— start of Document extract —
Thursday, July 2, 2009

Mr. Charlie's Wet Dream

When we last saw candidate Crist, running for governor, he was all about watching over the interests of the people of Florida the rational management of the state’s increasingly threatened water supplies being one of the most important.

Crist reaped enormous political profit in running as a fiscally conservative, socially moderate Republican with strong environmental leanings.

Gov. Charlie Crist’s sellout to developers is now complete. He signed into law Tuesday a bill that neuters the governing boards of the state’s five water management districts, which grant permits for large-scale water pumping and wetlands destruction.

Other note worthy moves by Mr. Charle

Gov. Crist picked two new people to serve on the regional water management district board for Central Florida a Volusia County engineer with development ties and an Alachua County law professor with environmental ties.

Crist named Maryam H. Ghyabi, 50, of Ormond Beach, and Richard G. Hamann, 58, of Gainesville, to the St. Johns River Water Management District governing board, which controls water consumption permits, approves wetland permits and decides how much water the local utilities can siphon from the St. Johns River.

The district includes parts of 18 counties, including most of metro Orlando.Ghyabi is president of Ghyabi & Associates, a transportation engineering and planning firm that has been a consultant on many local transportation issues.
— end of Document extract —
■ **Given exercise**: From the post on Governor Crist and Florida's water management districts, transcribe the passage between "Crist reaped enormous" and "and wetlands destruction.", inclusive.
— start of Extracted entries —
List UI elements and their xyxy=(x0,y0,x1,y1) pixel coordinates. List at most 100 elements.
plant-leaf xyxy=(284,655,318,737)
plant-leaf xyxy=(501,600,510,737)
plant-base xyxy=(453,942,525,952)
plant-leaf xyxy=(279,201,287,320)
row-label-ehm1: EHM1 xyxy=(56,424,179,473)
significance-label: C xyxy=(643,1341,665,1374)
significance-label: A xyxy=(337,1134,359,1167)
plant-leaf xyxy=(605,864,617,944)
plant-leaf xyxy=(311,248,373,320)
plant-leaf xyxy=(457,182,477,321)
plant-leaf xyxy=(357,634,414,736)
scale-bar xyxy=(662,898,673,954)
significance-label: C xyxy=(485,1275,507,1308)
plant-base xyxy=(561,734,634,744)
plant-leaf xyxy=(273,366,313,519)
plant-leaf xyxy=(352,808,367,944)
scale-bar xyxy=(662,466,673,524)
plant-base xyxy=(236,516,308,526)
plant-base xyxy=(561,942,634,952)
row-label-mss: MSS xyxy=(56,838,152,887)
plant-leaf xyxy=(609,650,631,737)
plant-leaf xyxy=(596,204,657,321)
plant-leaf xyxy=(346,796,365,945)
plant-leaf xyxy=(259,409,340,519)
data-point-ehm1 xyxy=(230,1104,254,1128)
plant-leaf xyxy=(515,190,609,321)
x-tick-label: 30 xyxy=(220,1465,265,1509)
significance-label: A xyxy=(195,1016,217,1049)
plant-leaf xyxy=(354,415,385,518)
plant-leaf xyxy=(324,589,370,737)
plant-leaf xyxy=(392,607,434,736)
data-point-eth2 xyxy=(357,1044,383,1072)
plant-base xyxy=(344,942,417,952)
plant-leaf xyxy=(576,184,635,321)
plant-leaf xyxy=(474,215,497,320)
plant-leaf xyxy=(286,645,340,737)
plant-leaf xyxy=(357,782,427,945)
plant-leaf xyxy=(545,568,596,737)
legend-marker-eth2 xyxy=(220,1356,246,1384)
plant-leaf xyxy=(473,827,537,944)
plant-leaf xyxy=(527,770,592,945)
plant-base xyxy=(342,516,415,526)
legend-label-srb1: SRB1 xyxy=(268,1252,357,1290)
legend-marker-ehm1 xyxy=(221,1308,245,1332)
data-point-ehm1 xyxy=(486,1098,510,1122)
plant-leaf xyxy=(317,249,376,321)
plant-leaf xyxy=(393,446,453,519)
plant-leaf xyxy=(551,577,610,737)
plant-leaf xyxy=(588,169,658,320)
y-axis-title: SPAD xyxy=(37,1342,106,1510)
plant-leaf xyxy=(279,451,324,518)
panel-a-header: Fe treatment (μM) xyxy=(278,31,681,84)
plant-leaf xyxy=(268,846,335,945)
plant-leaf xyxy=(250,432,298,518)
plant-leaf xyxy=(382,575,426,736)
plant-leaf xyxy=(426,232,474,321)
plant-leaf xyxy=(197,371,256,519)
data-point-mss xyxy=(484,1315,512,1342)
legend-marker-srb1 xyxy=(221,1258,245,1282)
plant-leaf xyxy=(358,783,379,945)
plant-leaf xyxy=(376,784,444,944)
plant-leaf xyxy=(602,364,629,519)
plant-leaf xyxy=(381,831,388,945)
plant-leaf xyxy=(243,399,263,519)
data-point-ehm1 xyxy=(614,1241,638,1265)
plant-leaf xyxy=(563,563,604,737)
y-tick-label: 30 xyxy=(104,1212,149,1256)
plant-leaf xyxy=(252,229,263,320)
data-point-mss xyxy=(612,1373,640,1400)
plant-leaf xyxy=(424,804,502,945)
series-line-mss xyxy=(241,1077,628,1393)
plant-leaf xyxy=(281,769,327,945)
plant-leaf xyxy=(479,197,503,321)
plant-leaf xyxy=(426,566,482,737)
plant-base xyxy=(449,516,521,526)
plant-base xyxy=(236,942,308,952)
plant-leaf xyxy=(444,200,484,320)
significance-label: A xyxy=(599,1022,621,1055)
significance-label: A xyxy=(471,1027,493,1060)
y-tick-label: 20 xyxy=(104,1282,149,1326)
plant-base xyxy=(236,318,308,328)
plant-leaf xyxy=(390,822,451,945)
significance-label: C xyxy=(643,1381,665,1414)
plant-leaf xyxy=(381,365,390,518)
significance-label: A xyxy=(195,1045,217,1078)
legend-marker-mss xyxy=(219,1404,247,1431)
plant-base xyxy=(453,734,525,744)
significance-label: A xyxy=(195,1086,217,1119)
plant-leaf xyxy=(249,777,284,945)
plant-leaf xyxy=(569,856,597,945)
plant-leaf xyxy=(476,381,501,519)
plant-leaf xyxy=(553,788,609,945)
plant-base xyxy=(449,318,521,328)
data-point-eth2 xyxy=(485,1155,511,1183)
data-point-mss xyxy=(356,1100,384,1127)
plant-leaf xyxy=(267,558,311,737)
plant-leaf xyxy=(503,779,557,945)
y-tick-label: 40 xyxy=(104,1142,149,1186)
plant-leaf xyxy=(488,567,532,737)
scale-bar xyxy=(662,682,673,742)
— end of Extracted entries —
■ **Answer below**:
Crist reaped enormous political profit in running as a fiscally conservative, socially moderate Republican with strong environmental leanings.

Gov. Charlie Crist’s sellout to developers is now complete. He signed into law Tuesday a bill that neuters the governing boards of the state’s five water management districts, which grant permits for large-scale water pumping and wetlands destruction.